Start of Data for this exercise
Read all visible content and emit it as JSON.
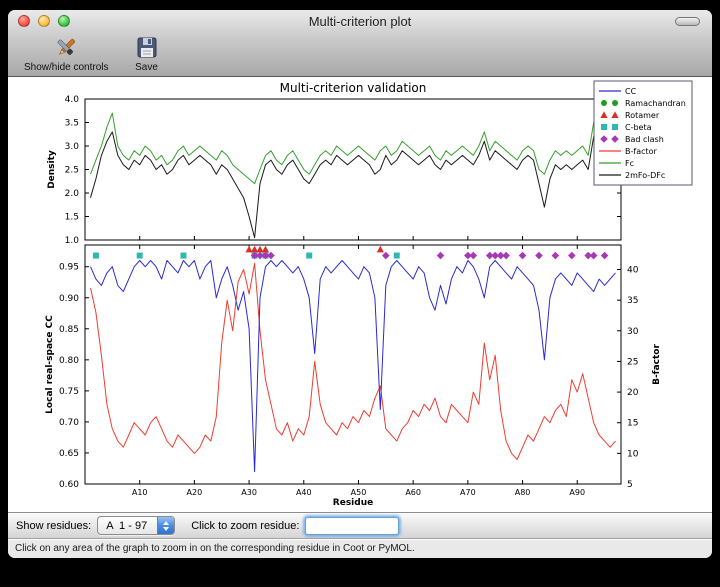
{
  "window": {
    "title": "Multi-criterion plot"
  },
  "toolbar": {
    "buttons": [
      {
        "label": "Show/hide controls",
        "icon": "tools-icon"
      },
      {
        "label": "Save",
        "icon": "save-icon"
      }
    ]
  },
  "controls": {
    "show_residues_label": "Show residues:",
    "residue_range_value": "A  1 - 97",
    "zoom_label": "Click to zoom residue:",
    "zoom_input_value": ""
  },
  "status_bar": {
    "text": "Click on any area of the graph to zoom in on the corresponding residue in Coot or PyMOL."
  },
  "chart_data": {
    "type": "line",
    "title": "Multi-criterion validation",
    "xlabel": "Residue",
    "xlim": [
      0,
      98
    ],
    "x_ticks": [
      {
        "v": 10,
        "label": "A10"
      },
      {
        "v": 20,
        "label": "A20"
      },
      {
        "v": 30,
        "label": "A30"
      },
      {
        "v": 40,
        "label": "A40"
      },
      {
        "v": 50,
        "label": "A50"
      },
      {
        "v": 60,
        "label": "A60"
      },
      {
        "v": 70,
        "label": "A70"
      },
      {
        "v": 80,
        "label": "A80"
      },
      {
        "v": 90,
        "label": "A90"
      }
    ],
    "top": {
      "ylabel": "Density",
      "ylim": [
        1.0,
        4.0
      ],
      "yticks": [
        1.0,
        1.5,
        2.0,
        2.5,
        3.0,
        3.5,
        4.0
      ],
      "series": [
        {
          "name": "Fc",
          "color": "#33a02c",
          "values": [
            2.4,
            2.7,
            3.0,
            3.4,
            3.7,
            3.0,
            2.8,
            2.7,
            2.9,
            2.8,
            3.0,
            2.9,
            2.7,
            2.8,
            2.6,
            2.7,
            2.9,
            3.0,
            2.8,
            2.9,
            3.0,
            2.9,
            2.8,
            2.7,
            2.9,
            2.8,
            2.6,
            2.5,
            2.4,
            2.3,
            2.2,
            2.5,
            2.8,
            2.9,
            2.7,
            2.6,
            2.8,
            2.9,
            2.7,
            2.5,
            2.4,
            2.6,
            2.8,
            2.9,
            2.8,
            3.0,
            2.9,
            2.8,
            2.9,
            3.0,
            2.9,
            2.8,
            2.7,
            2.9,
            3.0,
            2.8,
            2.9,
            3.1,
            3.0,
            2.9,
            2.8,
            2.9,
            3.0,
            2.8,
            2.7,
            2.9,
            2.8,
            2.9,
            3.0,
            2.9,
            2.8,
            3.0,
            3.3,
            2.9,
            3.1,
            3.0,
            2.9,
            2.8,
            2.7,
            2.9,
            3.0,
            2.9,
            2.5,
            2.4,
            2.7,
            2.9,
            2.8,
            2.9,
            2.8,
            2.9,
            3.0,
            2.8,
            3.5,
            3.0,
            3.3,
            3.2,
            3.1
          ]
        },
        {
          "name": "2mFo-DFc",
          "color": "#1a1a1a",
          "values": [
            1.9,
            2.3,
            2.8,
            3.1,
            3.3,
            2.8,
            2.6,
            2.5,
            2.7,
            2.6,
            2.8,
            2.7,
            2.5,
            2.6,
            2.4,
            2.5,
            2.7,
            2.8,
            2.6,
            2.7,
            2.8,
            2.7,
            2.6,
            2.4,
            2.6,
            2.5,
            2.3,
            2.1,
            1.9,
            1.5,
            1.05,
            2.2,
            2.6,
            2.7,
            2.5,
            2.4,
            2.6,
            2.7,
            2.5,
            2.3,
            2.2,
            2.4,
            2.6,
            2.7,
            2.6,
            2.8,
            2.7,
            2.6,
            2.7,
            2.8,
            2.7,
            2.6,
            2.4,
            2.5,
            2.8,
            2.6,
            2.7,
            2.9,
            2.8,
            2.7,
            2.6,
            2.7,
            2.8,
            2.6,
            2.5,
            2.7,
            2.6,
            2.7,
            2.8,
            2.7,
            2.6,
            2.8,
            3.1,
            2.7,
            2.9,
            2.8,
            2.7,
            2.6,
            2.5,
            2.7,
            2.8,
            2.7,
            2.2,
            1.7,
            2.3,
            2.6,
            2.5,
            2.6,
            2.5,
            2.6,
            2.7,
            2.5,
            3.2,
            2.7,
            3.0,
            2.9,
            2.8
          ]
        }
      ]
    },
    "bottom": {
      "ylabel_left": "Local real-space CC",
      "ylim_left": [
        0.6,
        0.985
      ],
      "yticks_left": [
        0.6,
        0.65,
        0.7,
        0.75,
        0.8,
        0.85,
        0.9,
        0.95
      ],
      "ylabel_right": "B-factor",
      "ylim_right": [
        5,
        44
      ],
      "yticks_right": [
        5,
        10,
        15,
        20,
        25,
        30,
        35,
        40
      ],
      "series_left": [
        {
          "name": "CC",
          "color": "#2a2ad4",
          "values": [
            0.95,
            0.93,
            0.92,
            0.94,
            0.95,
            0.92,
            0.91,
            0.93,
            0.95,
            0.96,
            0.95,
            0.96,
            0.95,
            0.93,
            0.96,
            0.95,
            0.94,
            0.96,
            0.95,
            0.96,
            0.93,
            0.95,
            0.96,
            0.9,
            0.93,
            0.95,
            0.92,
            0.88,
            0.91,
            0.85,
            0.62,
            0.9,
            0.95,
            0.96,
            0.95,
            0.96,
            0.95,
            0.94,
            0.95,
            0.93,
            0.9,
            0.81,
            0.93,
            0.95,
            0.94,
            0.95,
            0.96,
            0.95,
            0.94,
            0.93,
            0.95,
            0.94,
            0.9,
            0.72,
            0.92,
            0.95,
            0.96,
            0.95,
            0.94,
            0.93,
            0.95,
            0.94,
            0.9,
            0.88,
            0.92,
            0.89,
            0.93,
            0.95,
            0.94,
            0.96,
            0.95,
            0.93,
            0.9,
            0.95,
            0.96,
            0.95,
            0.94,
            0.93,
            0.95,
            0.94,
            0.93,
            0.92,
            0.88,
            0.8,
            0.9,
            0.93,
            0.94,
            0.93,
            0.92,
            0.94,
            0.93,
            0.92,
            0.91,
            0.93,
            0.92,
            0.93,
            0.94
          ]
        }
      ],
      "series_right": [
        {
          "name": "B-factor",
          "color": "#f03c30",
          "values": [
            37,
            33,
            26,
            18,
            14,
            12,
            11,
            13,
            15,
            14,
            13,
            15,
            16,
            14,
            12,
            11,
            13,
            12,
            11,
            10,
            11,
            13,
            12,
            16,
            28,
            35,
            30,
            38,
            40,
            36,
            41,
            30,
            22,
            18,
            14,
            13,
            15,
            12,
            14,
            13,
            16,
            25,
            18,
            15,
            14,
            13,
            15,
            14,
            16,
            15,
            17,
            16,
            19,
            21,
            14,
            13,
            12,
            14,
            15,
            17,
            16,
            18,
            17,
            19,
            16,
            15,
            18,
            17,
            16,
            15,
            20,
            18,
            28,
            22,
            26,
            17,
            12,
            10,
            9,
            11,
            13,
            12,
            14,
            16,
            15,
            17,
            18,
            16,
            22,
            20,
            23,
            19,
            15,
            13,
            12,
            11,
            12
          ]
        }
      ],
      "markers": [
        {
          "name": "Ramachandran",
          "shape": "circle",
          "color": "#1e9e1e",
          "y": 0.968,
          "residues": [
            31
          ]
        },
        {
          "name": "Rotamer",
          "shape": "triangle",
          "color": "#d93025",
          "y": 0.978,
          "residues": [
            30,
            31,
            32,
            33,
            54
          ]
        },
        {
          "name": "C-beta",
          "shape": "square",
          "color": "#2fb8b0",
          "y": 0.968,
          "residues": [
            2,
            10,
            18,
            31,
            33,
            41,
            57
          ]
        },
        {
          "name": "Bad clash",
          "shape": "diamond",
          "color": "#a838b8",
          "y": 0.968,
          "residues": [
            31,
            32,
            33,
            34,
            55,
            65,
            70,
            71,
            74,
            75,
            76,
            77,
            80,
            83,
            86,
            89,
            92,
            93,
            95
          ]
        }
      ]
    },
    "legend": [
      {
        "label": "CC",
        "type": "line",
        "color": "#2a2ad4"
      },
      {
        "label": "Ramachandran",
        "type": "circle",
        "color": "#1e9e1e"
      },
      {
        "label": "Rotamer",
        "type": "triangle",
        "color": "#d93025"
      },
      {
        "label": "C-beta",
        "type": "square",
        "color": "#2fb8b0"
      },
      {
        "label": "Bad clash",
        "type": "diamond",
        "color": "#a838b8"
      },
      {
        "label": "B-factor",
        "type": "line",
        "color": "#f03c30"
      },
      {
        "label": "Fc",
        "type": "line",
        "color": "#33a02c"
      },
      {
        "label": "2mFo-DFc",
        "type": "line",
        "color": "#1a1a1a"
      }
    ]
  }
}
End of Data for this exercise
Start of Data for this exercise
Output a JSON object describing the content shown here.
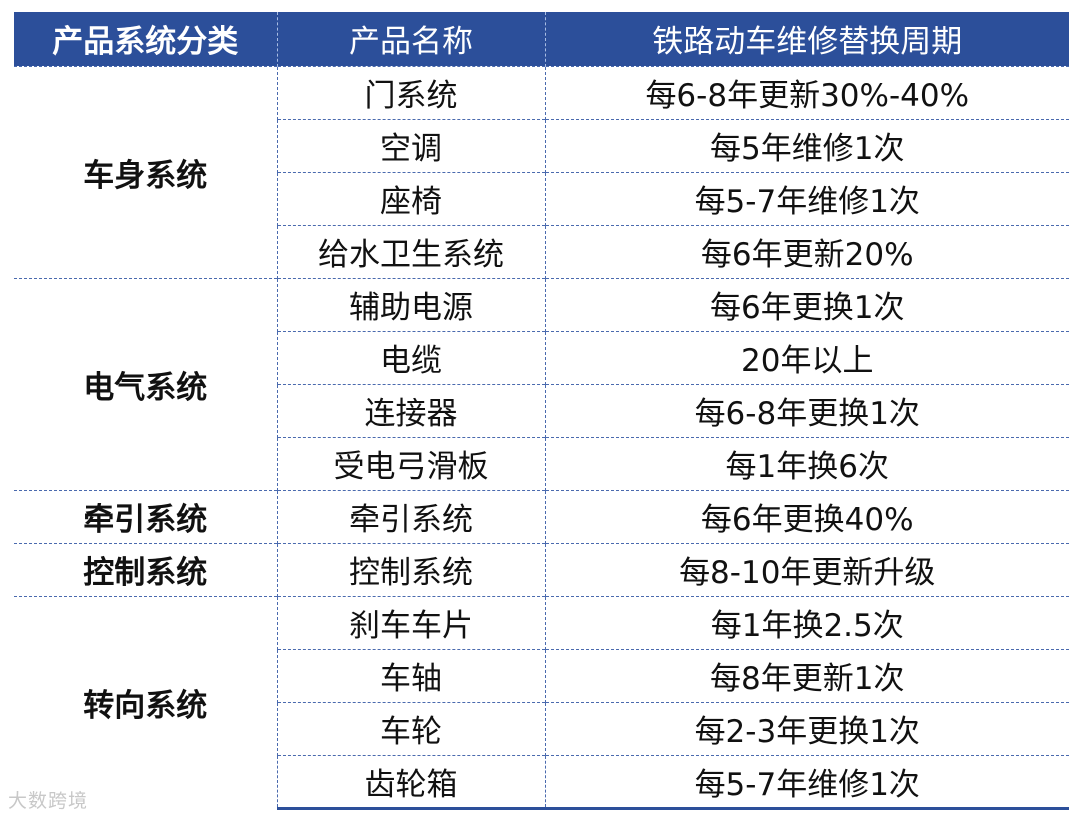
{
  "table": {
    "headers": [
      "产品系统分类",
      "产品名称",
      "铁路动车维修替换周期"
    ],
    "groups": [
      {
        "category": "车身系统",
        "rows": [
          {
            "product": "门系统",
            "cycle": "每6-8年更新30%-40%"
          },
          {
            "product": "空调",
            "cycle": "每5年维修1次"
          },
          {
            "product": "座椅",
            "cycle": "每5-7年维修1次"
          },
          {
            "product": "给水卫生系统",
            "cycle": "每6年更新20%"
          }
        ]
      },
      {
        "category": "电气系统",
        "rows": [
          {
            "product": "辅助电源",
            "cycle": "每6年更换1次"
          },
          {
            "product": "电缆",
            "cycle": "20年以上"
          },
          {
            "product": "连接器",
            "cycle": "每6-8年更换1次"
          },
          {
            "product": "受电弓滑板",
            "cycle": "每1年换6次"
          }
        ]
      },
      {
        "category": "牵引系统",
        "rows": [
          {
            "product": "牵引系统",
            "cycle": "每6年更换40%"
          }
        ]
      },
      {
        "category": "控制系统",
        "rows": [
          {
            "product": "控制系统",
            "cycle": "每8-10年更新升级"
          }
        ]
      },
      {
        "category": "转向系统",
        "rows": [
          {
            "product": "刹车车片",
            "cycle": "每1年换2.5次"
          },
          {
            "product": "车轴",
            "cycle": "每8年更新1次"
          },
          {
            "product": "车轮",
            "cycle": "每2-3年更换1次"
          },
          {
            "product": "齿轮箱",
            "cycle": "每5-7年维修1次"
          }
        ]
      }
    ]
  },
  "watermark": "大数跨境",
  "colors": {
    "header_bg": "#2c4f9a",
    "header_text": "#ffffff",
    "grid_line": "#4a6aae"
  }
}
End of Data for this exercise
Aim of the task
Select and copy every line of the listing with the word "Multi".

Answer for this exercise
    "title": "Multi-criterion plot"
    "title": "Multi-criterion validation",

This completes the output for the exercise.